# [GOAL]
Every record below is to be retyped exactly.

# [Figure data in JSON]

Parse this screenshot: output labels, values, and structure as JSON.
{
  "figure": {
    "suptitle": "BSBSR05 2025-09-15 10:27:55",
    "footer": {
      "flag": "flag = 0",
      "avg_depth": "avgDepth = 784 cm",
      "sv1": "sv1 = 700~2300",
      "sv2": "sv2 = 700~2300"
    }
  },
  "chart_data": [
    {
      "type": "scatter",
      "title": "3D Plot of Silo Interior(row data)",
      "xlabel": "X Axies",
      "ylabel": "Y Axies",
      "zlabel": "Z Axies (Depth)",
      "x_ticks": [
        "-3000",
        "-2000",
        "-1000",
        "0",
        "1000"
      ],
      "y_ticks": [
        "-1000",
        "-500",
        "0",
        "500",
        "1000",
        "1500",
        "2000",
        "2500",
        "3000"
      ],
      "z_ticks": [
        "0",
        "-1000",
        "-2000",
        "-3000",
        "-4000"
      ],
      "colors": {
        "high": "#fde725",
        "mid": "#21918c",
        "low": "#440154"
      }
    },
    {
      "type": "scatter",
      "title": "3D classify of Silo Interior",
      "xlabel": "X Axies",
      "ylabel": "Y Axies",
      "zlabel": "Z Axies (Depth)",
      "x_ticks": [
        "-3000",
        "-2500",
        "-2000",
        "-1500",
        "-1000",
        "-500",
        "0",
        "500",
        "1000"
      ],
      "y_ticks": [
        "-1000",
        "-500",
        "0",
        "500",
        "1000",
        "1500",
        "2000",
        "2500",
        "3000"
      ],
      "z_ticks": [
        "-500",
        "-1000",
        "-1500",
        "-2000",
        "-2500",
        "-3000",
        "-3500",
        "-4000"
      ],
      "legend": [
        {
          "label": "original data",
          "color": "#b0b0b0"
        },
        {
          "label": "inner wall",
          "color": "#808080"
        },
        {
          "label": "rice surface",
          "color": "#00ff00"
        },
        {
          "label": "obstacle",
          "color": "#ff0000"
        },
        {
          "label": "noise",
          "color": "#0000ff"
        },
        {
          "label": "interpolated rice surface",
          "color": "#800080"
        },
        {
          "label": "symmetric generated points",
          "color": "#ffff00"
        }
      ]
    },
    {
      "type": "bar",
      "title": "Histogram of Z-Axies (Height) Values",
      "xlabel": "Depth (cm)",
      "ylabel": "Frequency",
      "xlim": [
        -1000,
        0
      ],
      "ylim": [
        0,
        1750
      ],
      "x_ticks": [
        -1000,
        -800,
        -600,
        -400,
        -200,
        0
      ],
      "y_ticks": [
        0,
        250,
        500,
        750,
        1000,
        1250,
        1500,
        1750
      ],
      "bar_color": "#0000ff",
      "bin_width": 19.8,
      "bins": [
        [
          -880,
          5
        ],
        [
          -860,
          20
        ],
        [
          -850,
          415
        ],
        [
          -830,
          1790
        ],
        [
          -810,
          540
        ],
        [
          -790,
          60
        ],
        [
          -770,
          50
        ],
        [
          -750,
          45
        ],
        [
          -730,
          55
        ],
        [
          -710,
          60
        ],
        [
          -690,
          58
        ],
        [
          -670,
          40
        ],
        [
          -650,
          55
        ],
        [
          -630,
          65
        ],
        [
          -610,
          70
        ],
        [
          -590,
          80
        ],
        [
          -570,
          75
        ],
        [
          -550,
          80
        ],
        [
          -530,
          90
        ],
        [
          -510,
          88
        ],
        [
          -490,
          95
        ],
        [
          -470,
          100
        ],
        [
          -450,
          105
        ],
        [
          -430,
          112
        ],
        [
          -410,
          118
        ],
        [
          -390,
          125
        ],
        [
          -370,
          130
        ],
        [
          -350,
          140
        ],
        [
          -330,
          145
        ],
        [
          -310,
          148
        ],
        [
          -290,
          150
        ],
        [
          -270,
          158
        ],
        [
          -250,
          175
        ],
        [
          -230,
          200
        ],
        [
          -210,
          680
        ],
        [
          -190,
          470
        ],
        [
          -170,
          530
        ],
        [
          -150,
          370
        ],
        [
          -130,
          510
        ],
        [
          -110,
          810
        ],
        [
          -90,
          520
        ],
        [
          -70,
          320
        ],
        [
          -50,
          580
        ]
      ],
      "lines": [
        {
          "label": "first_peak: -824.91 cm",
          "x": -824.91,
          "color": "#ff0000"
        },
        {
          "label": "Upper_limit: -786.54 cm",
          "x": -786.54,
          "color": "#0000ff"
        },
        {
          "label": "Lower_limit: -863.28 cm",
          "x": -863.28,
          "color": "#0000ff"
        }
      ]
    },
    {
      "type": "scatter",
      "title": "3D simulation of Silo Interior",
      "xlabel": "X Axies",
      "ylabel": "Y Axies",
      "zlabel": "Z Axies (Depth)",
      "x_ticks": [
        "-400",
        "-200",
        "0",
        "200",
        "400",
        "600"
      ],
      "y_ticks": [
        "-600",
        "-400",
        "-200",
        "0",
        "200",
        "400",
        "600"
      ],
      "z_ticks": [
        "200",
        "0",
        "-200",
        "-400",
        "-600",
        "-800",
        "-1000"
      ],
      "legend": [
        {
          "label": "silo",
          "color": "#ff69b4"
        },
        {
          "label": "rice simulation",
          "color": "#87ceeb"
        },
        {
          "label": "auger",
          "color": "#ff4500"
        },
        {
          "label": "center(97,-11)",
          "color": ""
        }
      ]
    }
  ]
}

# [FULL ANSWER]
Parse this screenshot: output labels, values, and structure as JSON.
{
  "figure": {
    "suptitle": "BSBSR05 2025-09-15 10:27:55",
    "footer": {
      "flag": "flag = 0",
      "avg_depth": "avgDepth = 784 cm",
      "sv1": "sv1 = 700~2300",
      "sv2": "sv2 = 700~2300"
    }
  },
  "chart_data": [
    {
      "type": "scatter",
      "title": "3D Plot of Silo Interior(row data)",
      "xlabel": "X Axies",
      "ylabel": "Y Axies",
      "zlabel": "Z Axies (Depth)",
      "x_ticks": [
        "-3000",
        "-2000",
        "-1000",
        "0",
        "1000"
      ],
      "y_ticks": [
        "-1000",
        "-500",
        "0",
        "500",
        "1000",
        "1500",
        "2000",
        "2500",
        "3000"
      ],
      "z_ticks": [
        "0",
        "-1000",
        "-2000",
        "-3000",
        "-4000"
      ],
      "colors": {
        "high": "#fde725",
        "mid": "#21918c",
        "low": "#440154"
      }
    },
    {
      "type": "scatter",
      "title": "3D classify of Silo Interior",
      "xlabel": "X Axies",
      "ylabel": "Y Axies",
      "zlabel": "Z Axies (Depth)",
      "x_ticks": [
        "-3000",
        "-2500",
        "-2000",
        "-1500",
        "-1000",
        "-500",
        "0",
        "500",
        "1000"
      ],
      "y_ticks": [
        "-1000",
        "-500",
        "0",
        "500",
        "1000",
        "1500",
        "2000",
        "2500",
        "3000"
      ],
      "z_ticks": [
        "-500",
        "-1000",
        "-1500",
        "-2000",
        "-2500",
        "-3000",
        "-3500",
        "-4000"
      ],
      "legend": [
        {
          "label": "original data",
          "color": "#b0b0b0"
        },
        {
          "label": "inner wall",
          "color": "#808080"
        },
        {
          "label": "rice surface",
          "color": "#00ff00"
        },
        {
          "label": "obstacle",
          "color": "#ff0000"
        },
        {
          "label": "noise",
          "color": "#0000ff"
        },
        {
          "label": "interpolated rice surface",
          "color": "#800080"
        },
        {
          "label": "symmetric generated points",
          "color": "#ffff00"
        }
      ]
    },
    {
      "type": "bar",
      "title": "Histogram of Z-Axies (Height) Values",
      "xlabel": "Depth (cm)",
      "ylabel": "Frequency",
      "xlim": [
        -1000,
        0
      ],
      "ylim": [
        0,
        1750
      ],
      "x_ticks": [
        -1000,
        -800,
        -600,
        -400,
        -200,
        0
      ],
      "y_ticks": [
        0,
        250,
        500,
        750,
        1000,
        1250,
        1500,
        1750
      ],
      "bar_color": "#0000ff",
      "bin_width": 19.8,
      "bins": [
        [
          -880,
          5
        ],
        [
          -860,
          20
        ],
        [
          -850,
          415
        ],
        [
          -830,
          1790
        ],
        [
          -810,
          540
        ],
        [
          -790,
          60
        ],
        [
          -770,
          50
        ],
        [
          -750,
          45
        ],
        [
          -730,
          55
        ],
        [
          -710,
          60
        ],
        [
          -690,
          58
        ],
        [
          -670,
          40
        ],
        [
          -650,
          55
        ],
        [
          -630,
          65
        ],
        [
          -610,
          70
        ],
        [
          -590,
          80
        ],
        [
          -570,
          75
        ],
        [
          -550,
          80
        ],
        [
          -530,
          90
        ],
        [
          -510,
          88
        ],
        [
          -490,
          95
        ],
        [
          -470,
          100
        ],
        [
          -450,
          105
        ],
        [
          -430,
          112
        ],
        [
          -410,
          118
        ],
        [
          -390,
          125
        ],
        [
          -370,
          130
        ],
        [
          -350,
          140
        ],
        [
          -330,
          145
        ],
        [
          -310,
          148
        ],
        [
          -290,
          150
        ],
        [
          -270,
          158
        ],
        [
          -250,
          175
        ],
        [
          -230,
          200
        ],
        [
          -210,
          680
        ],
        [
          -190,
          470
        ],
        [
          -170,
          530
        ],
        [
          -150,
          370
        ],
        [
          -130,
          510
        ],
        [
          -110,
          810
        ],
        [
          -90,
          520
        ],
        [
          -70,
          320
        ],
        [
          -50,
          580
        ]
      ],
      "lines": [
        {
          "label": "first_peak: -824.91 cm",
          "x": -824.91,
          "color": "#ff0000"
        },
        {
          "label": "Upper_limit: -786.54 cm",
          "x": -786.54,
          "color": "#0000ff"
        },
        {
          "label": "Lower_limit: -863.28 cm",
          "x": -863.28,
          "color": "#0000ff"
        }
      ]
    },
    {
      "type": "scatter",
      "title": "3D simulation of Silo Interior",
      "xlabel": "X Axies",
      "ylabel": "Y Axies",
      "zlabel": "Z Axies (Depth)",
      "x_ticks": [
        "-400",
        "-200",
        "0",
        "200",
        "400",
        "600"
      ],
      "y_ticks": [
        "-600",
        "-400",
        "-200",
        "0",
        "200",
        "400",
        "600"
      ],
      "z_ticks": [
        "200",
        "0",
        "-200",
        "-400",
        "-600",
        "-800",
        "-1000"
      ],
      "legend": [
        {
          "label": "silo",
          "color": "#ff69b4"
        },
        {
          "label": "rice simulation",
          "color": "#87ceeb"
        },
        {
          "label": "auger",
          "color": "#ff4500"
        },
        {
          "label": "center(97,-11)",
          "color": ""
        }
      ]
    }
  ]
}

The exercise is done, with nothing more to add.